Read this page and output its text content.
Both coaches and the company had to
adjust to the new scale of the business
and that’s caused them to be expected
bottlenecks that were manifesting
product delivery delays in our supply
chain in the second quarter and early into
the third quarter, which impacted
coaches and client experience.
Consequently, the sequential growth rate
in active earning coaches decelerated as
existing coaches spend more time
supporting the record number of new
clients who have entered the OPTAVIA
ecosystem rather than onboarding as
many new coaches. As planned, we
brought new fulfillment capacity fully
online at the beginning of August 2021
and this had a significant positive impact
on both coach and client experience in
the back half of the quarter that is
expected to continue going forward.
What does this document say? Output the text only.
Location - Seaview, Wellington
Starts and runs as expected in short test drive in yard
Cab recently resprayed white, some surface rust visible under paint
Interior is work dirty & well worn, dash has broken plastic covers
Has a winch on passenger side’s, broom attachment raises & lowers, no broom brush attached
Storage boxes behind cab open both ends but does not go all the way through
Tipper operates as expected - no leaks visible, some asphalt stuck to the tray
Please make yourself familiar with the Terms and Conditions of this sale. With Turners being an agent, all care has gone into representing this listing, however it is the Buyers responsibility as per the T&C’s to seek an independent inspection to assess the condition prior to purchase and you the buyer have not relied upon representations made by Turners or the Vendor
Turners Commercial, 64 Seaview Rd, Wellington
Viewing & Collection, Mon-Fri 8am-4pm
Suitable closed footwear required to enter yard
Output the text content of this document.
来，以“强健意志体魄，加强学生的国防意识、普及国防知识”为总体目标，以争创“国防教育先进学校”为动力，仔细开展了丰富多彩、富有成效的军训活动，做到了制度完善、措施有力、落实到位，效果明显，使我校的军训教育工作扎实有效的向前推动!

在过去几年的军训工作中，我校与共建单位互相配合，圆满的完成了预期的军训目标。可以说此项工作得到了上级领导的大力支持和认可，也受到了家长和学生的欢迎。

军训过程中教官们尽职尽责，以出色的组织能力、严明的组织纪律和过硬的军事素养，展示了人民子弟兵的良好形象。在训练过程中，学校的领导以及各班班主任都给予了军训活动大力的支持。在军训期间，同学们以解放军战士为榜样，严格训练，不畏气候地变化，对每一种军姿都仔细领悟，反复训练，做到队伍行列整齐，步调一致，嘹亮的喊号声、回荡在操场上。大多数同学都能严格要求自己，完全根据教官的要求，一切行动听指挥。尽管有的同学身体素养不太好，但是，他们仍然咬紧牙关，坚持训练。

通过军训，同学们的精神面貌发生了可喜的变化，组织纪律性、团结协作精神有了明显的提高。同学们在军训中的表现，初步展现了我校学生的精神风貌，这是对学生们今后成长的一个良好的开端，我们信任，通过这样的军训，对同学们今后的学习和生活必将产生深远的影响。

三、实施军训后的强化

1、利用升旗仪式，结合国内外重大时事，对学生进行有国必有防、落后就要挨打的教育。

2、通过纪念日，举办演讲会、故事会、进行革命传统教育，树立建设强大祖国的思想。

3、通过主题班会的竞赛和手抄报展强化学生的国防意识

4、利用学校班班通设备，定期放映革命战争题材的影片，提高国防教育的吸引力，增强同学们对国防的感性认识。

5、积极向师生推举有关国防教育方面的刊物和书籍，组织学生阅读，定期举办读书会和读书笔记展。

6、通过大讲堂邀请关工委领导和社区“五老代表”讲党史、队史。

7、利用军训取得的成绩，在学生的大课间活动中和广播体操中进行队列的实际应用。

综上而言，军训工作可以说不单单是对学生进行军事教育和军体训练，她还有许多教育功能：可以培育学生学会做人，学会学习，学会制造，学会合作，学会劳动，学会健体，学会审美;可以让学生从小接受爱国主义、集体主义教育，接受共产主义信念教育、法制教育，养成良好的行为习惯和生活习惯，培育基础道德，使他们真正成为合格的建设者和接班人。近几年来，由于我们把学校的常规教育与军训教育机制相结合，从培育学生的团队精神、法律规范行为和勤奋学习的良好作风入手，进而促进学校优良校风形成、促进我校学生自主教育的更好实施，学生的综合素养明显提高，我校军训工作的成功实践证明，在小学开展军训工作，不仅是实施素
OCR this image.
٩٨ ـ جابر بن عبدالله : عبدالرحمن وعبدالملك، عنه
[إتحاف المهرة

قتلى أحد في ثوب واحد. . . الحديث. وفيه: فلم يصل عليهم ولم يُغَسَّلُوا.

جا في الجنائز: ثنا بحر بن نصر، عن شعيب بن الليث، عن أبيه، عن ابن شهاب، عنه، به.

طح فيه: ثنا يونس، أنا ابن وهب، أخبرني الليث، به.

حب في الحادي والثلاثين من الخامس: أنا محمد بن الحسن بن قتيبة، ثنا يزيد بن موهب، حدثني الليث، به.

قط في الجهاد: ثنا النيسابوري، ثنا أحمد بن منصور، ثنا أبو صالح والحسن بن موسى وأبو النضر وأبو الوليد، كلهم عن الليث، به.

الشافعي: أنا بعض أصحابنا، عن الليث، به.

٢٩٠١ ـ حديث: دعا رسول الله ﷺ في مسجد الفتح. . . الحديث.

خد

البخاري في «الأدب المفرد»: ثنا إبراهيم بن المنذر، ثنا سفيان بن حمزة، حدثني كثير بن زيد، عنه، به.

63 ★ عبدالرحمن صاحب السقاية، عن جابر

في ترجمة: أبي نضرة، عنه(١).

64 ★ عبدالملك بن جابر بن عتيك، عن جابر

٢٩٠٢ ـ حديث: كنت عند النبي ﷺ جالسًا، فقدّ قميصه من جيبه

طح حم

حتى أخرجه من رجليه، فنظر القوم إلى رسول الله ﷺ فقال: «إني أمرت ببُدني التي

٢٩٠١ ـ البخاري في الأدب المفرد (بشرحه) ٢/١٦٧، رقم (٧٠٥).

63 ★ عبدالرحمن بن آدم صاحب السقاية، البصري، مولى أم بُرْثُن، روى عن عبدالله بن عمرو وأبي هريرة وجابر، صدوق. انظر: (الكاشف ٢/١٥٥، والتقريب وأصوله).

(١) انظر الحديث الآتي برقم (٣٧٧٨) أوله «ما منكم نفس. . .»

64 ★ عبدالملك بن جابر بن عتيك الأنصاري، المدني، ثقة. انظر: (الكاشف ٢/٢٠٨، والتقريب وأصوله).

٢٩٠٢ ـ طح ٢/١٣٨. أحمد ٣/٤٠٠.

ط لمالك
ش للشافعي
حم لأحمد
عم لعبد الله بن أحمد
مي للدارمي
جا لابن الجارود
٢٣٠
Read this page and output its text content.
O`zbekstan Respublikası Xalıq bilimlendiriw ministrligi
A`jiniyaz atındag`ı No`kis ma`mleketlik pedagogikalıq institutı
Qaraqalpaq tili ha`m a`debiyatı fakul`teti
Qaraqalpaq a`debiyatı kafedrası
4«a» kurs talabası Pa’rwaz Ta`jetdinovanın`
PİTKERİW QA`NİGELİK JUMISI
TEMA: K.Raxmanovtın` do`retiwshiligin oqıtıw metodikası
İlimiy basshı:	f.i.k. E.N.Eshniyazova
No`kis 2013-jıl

* * * * *

» **Exercise**
Gather every line from the listing above in which "does" appears, and copy those lines.

» **Response for this exercise**
What does this document say? Output the text only.
Storage boxes behind cab open both ends but does not go all the way through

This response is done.